Requirements
How many lines of the data include the string "新疆乌鲁木齐市米东区古牧地西路"? State the number and nothing else.

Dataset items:

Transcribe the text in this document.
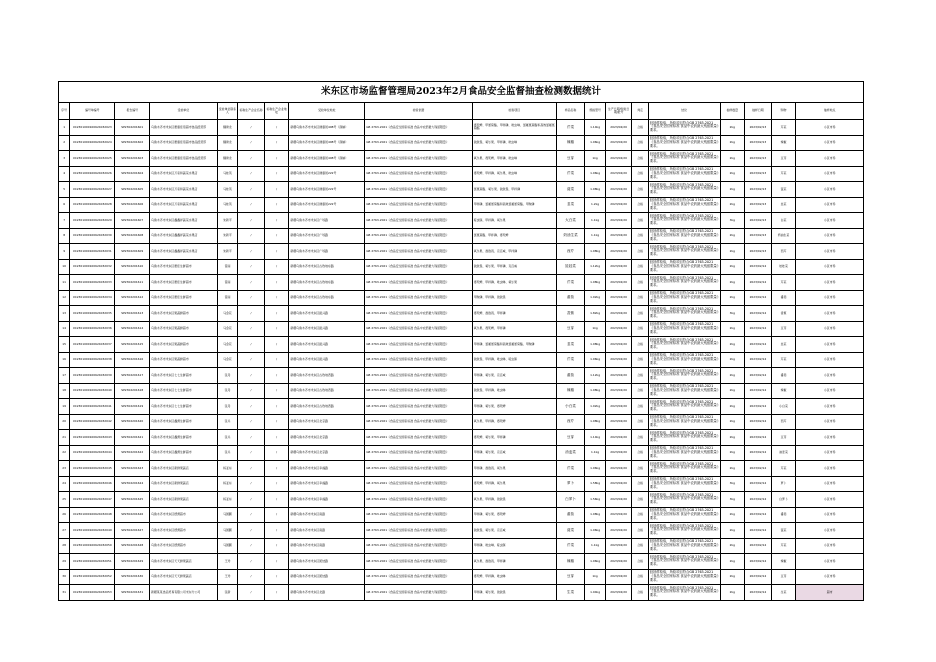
米东区市场监督管理局2023年2月食品安全监督抽查检测数据统计
序号	编号单编号	报告编号	受检单位	受检单位联系人	标称生产企业名称	标称生产企业地址	受检单位地址	检验依据	检验项目	样品名称	规格型号	生产日期/购进日期/批号	判定	结论	抽样数量	抽样日期	购物	抽样地点
1	XC2301000100624032023	SP2302201601	乌鲁木齐市米东区惠康佳佰超市食品经营部	魏建龙	/	/	新疆乌鲁木齐市米东区健康街498号（商铺）	GB 2763-2021《食品安全国家标准 食品中农药最大残留限量》	毒死蜱、甲氰菊酯、甲拌磷、吡虫啉、氯氟氰菊酯和高效氯氟氰菊酯	芹菜	1.14kg	2023/02/20	合格	经抽样检验，所检项目符合GB 2763-2021《食品安全国家标准 食品中农药最大残留限量》要求。	2kg	2023/02/13	芹菜	小区市场
2	XC2301000100624032024	SP2302201602	乌鲁木齐市米东区惠康佳佰超市食品经营部	魏建龙	/	/	新疆乌鲁木齐市米东区健康街498号（商铺）	GB 2763-2021《食品安全国家标准 食品中农药最大残留限量》	敌敌畏、氧乐果、甲拌磷、吡虫啉	辣椒	1.06kg	2023/02/20	合格	经抽样检验，所检项目符合GB 2763-2021《食品安全国家标准 食品中农药最大残留限量》要求。	2kg	2023/02/13	辣椒	小区市场
3	XC2301000100624032025	SP2302201603	乌鲁木齐市米东区惠康佳佰超市食品经营部	魏建龙	/	/	新疆乌鲁木齐市米东区健康街498号（商铺）	GB 2763-2021《食品安全国家标准 食品中农药最大残留限量》	氧乐果、毒死蜱、甲拌磷、吡虫啉	豆芽	1kg	2023/02/20	合格	经抽样检验，所检项目符合GB 2763-2021《食品安全国家标准 食品中农药最大残留限量》要求。	2kg	2023/02/13	豆芽	小区市场
4	XC2301000100624032026	SP2302201604	乌鲁木齐市米东区万家和蔬菜水果店	马桂英	/	/	新疆乌鲁木齐市米东区健康街222号	GB 2763-2021《食品安全国家标准 食品中农药最大残留限量》	毒死蜱、甲拌磷、氧乐果、吡虫啉	芹菜	1.06kg	2023/02/20	合格	经抽样检验，所检项目符合GB 2763-2021《食品安全国家标准 食品中农药最大残留限量》要求。	2kg	2023/02/13	芹菜	小区市场
5	XC2301000100624032027	SP2302201605	乌鲁木齐市米东区万家和蔬菜水果店	马桂英	/	/	新疆乌鲁木齐市米东区健康街222号	GB 2763-2021《食品安全国家标准 食品中农药最大残留限量》	氯氰菊酯、氧乐果、敌敌畏、甲拌磷	菠菜	1.08kg	2023/02/20	合格	经抽样检验，所检项目符合GB 2763-2021《食品安全国家标准 食品中农药最大残留限量》要求。	2kg	2023/02/13	菠菜	小区市场
6	XC2301000100624032028	SP2302201606	乌鲁木齐市米东区万家和蔬菜水果店	马桂英	/	/	新疆乌鲁木齐市米东区健康街222号	GB 2763-2021《食品安全国家标准 食品中农药最大残留限量》	甲拌磷、氯氟氰菊酯和高效氯氟氰菊酯、甲胺磷	韭菜	1.2kg	2023/02/20	合格	经抽样检验，所检项目符合GB 2763-2021《食品安全国家标准 食品中农药最大残留限量》要求。	2kg	2023/02/13	韭菜	小区市场
7	XC2301000100624032029	SP2302201607	乌鲁木齐市米东区鑫鑫祥蔬菜水果店	朱新平	/	/	新疆乌鲁木齐市米东区广场路	GB 2763-2021《食品安全国家标准 食品中农药最大残留限量》	啶虫脒、甲拌磷、氧乐果	大白菜	1.1kg	2023/02/20	合格	经抽样检验，所检项目符合GB 2763-2021《食品安全国家标准 食品中农药最大残留限量》要求。	3kg	2023/02/13	白菜	小区市场
8	XC2301000100624032030	SP2302201608	乌鲁木齐市米东区鑫鑫祥蔬菜水果店	朱新平	/	/	新疆乌鲁木齐市米东区广场路	GB 2763-2021《食品安全国家标准 食品中农药最大残留限量》	氯氰菊酯、甲拌磷、毒死蜱	奶油生菜	1.1kg	2023/02/20	合格	经抽样检验，所检项目符合GB 2763-2021《食品安全国家标准 食品中农药最大残留限量》要求。	2kg	2023/02/13	奶油生菜	小区市场
9	XC2301000100624032031	SP2302201609	乌鲁木齐市米东区鑫鑫祥蔬菜水果店	朱新平	/	/	新疆乌鲁木齐市米东区广场路	GB 2763-2021《食品安全国家标准 食品中农药最大残留限量》	氧乐果、敌敌畏、克百威、甲拌磷	西芹	1.08kg	2023/02/20	合格	经抽样检验，所检项目符合GB 2763-2021《食品安全国家标准 食品中农药最大残留限量》要求。	2kg	2023/02/13	西芹	小区市场
10	XC2301000100624032032	SP2302201610	乌鲁木齐市米东区惠佳生鲜超市	晋丽	/	/	新疆乌鲁木齐市米东区古牧地东路	GB 2763-2021《食品安全国家标准 食品中农药最大残留限量》	敌敌畏、氧乐果、甲拌磷、克百威	娃娃菜	1.12kg	2023/02/20	合格	经抽样检验，所检项目符合GB 2763-2021《食品安全国家标准 食品中农药最大残留限量》要求。	2kg	2023/02/14	娃娃菜	小区市场
11	XC2301000100624032033	SP2302201611	乌鲁木齐市米东区惠佳生鲜超市	晋丽	/	/	新疆乌鲁木齐市米东区古牧地东路	GB 2763-2021《食品安全国家标准 食品中农药最大残留限量》	毒死蜱、甲拌磷、吡虫啉、氧乐果	芹菜	1.08kg	2023/02/20	合格	经抽样检验，所检项目符合GB 2763-2021《食品安全国家标准 食品中农药最大残留限量》要求。	2kg	2023/02/14	芹菜	小区市场
12	XC2301000100624032034	SP2302201612	乌鲁木齐市米东区惠佳生鲜超市	晋丽	/	/	新疆乌鲁木齐市米东区古牧地东路	GB 2763-2021《食品安全国家标准 食品中农药最大残留限量》	甲胺磷、甲拌磷、敌敌畏	番茄	1.02kg	2023/02/20	合格	经抽样检验，所检项目符合GB 2763-2021《食品安全国家标准 食品中农药最大残留限量》要求。	2kg	2023/02/14	番茄	小区市场
13	XC2301000100624032035	SP2302201613	乌鲁木齐市米东区果蔬鲜超市	马金花	/	/	新疆乌鲁木齐市米东区振兴路	GB 2763-2021《食品安全国家标准 食品中农药最大残留限量》	毒死蜱、敌敌畏、甲拌磷	香蕉	1.82kg	2023/02/20	合格	经抽样检验，所检项目符合GB 2763-2021《食品安全国家标准 食品中农药最大残留限量》要求。	3kg	2023/02/14	香蕉	小区市场
14	XC2301000100624032036	SP2302201614	乌鲁木齐市米东区果蔬鲜超市	马金花	/	/	新疆乌鲁木齐市米东区振兴路	GB 2763-2021《食品安全国家标准 食品中农药最大残留限量》	氧乐果、毒死蜱、甲拌磷	豆芽	1kg	2023/02/20	合格	经抽样检验，所检项目符合GB 2763-2021《食品安全国家标准 食品中农药最大残留限量》要求。	2kg	2023/02/14	豆芽	小区市场
15	XC2301000100624032037	SP2302201615	乌鲁木齐市米东区果蔬鲜超市	马金花	/	/	新疆乌鲁木齐市米东区振兴路	GB 2763-2021《食品安全国家标准 食品中农药最大残留限量》	甲拌磷、氯氟氰菊酯和高效氯氟氰菊酯、甲胺磷	韭菜	1.08kg	2023/02/20	合格	经抽样检验，所检项目符合GB 2763-2021《食品安全国家标准 食品中农药最大残留限量》要求。	2kg	2023/02/14	韭菜	小区市场
16	XC2301000100624032038	SP2302201616	乌鲁木齐市米东区果蔬鲜超市	马金花	/	/	新疆乌鲁木齐市米东区振兴路	GB 2763-2021《食品安全国家标准 食品中农药最大残留限量》	敌敌畏、甲拌磷、吡虫啉、啶虫脒	芹菜	1.06kg	2023/02/20	合格	经抽样检验，所检项目符合GB 2763-2021《食品安全国家标准 食品中农药最大残留限量》要求。	2kg	2023/02/14	芹菜	小区市场
17	XC2301000100624032039	SP2302201617	乌鲁木齐市米东区七七生鲜超市	张丹	/	/	新疆乌鲁木齐市米东区古牧地西路	GB 2763-2021《食品安全国家标准 食品中农药最大残留限量》	甲拌磷、氧乐果、克百威	番茄	1.12kg	2023/02/20	合格	经抽样检验，所检项目符合GB 2763-2021《食品安全国家标准 食品中农药最大残留限量》要求。	2kg	2023/02/14	番茄	小区市场
18	XC2301000100624032040	SP2302201618	乌鲁木齐市米东区七七生鲜超市	张丹	/	/	新疆乌鲁木齐市米东区古牧地西路	GB 2763-2021《食品安全国家标准 食品中农药最大残留限量》	敌敌畏、甲拌磷、吡虫啉	辣椒	1.08kg	2023/02/20	合格	经抽样检验，所检项目符合GB 2763-2021《食品安全国家标准 食品中农药最大残留限量》要求。	2kg	2023/02/14	辣椒	小区市场
19	XC2301000100624032041	SP2302201619	乌鲁木齐市米东区七七生鲜超市	张丹	/	/	新疆乌鲁木齐市米东区古牧地西路	GB 2763-2021《食品安全国家标准 食品中农药最大残留限量》	甲拌磷、氧乐果、毒死蜱	小白菜	1.02kg	2023/02/20	合格	经抽样检验，所检项目符合GB 2763-2021《食品安全国家标准 食品中农药最大残留限量》要求。	2kg	2023/02/14	小白菜	小区市场
20	XC2301000100624032042	SP2302201620	乌鲁木齐市米东区鑫源生鲜超市	张兵	/	/	新疆乌鲁木齐市米东区北京路	GB 2763-2021《食品安全国家标准 食品中农药最大残留限量》	氧乐果、甲拌磷、毒死蜱	西芹	1.08kg	2023/02/20	合格	经抽样检验，所检项目符合GB 2763-2021《食品安全国家标准 食品中农药最大残留限量》要求。	2kg	2023/02/14	西芹	小区市场
21	XC2301000100624032043	SP2302201621	乌鲁木齐市米东区鑫源生鲜超市	张兵	/	/	新疆乌鲁木齐市米东区北京路	GB 2763-2021《食品安全国家标准 食品中农药最大残留限量》	毒死蜱、氧乐果、甲拌磷	豆芽	1.14kg	2023/02/20	合格	经抽样检验，所检项目符合GB 2763-2021《食品安全国家标准 食品中农药最大残留限量》要求。	2kg	2023/02/14	豆芽	小区市场
22	XC2301000100624032044	SP2302201622	乌鲁木齐市米东区鑫源生鲜超市	张兵	/	/	新疆乌鲁木齐市米东区北京路	GB 2763-2021《食品安全国家标准 食品中农药最大残留限量》	甲拌磷、氧乐果、克百威	油麦菜	1.1kg	2023/02/20	合格	经抽样检验，所检项目符合GB 2763-2021《食品安全国家标准 食品中农药最大残留限量》要求。	2kg	2023/02/14	油麦菜	小区市场
23	XC2301000100624032045	SP2302201623	乌鲁木齐市米东区新鲜果蔬店	杨亚东	/	/	新疆乌鲁木齐市米东区幸福路	GB 2763-2021《食品安全国家标准 食品中农药最大残留限量》	甲拌磷、敌敌畏、氧乐果	芹菜	1.06kg	2023/02/20	合格	经抽样检验，所检项目符合GB 2763-2021《食品安全国家标准 食品中农药最大残留限量》要求。	2kg	2023/02/14	芹菜	小区市场
24	XC2301000100624032046	SP2302201624	乌鲁木齐市米东区新鲜果蔬店	杨亚东	/	/	新疆乌鲁木齐市米东区幸福路	GB 2763-2021《食品安全国家标准 食品中农药最大残留限量》	毒死蜱、甲拌磷、氧乐果	萝卜	1.58kg	2023/02/20	合格	经抽样检验，所检项目符合GB 2763-2021《食品安全国家标准 食品中农药最大残留限量》要求。	3kg	2023/02/14	萝卜	小区市场
25	XC2301000100624032047	SP2302201625	乌鲁木齐市米东区新鲜果蔬店	杨亚东	/	/	新疆乌鲁木齐市米东区幸福路	GB 2763-2021《食品安全国家标准 食品中农药最大残留限量》	氧乐果、甲拌磷、敌敌畏	白萝卜	1.56kg	2023/02/20	合格	经抽样检验，所检项目符合GB 2763-2021《食品安全国家标准 食品中农药最大残留限量》要求。	3kg	2023/02/14	白萝卜	小区市场
26	XC2301000100624032048	SP2302201626	乌鲁木齐市米东区德源超市	马国鹏	/	/	新疆乌鲁木齐市米东区南路	GB 2763-2021《食品安全国家标准 食品中农药最大残留限量》	甲拌磷、氧乐果、毒死蜱	番茄	1.08kg	2023/02/20	合格	经抽样检验，所检项目符合GB 2763-2021《食品安全国家标准 食品中农药最大残留限量》要求。	2kg	2023/02/14	番茄	小区市场
27	XC2301000100624032049	SP2302201627	乌鲁木齐市米东区德源超市	马国鹏	/	/	新疆乌鲁木齐市米东区南路	GB 2763-2021《食品安全国家标准 食品中农药最大残留限量》	敌敌畏、氧乐果、克百威	菠菜	1.06kg	2023/02/20	合格	经抽样检验，所检项目符合GB 2763-2021《食品安全国家标准 食品中农药最大残留限量》要求。	2kg	2023/02/14	菠菜	小区市场
28	XC2301000100624032050	SP2302201628	乌鲁木齐市米东区德源超市	马国鹏	/	/	新疆乌鲁木齐市米东区南路	GB 2763-2021《食品安全国家标准 食品中农药最大残留限量》	甲拌磷、吡虫啉、啶虫脒	芹菜	1.1kg	2023/02/20	合格	经抽样检验，所检项目符合GB 2763-2021《食品安全国家标准 食品中农药最大残留限量》要求。	2kg	2023/02/14	芹菜	小区市场
29	XC2301000100624032051	SP2302201629	乌鲁木齐市米东区天天鲜果蔬店	王玲	/	/	新疆乌鲁木齐市米东区团结路	GB 2763-2021《食品安全国家标准 食品中农药最大残留限量》	氧乐果、敌敌畏、甲拌磷	辣椒	1.06kg	2023/02/20	合格	经抽样检验，所检项目符合GB 2763-2021《食品安全国家标准 食品中农药最大残留限量》要求。	2kg	2023/02/14	辣椒	小区市场
30	XC2301000100624032052	SP2302201630	乌鲁木齐市米东区天天鲜果蔬店	王玲	/	/	新疆乌鲁木齐市米东区团结路	GB 2763-2021《食品安全国家标准 食品中农药最大残留限量》	毒死蜱、甲拌磷、吡虫啉	豆芽	1kg	2023/02/20	合格	经抽样检验，所检项目符合GB 2763-2021《食品安全国家标准 食品中农药最大残留限量》要求。	2kg	2023/02/14	豆芽	小区市场
31	XC2301000100624032053	SP2302201631	新疆某某食品贸易有限公司米东分公司	张新	/	/	新疆乌鲁木齐市米东区北路	GB 2763-2021《食品安全国家标准 食品中农药最大残留限量》	甲拌磷、氧乐果、敌敌畏	生菜	1.04kg	2023/02/20	合格	经抽样检验，所检项目符合GB 2763-2021《食品安全国家标准 食品中农药最大残留限量》要求。	2kg	2023/02/14	生菜	超市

Output for this exercise
3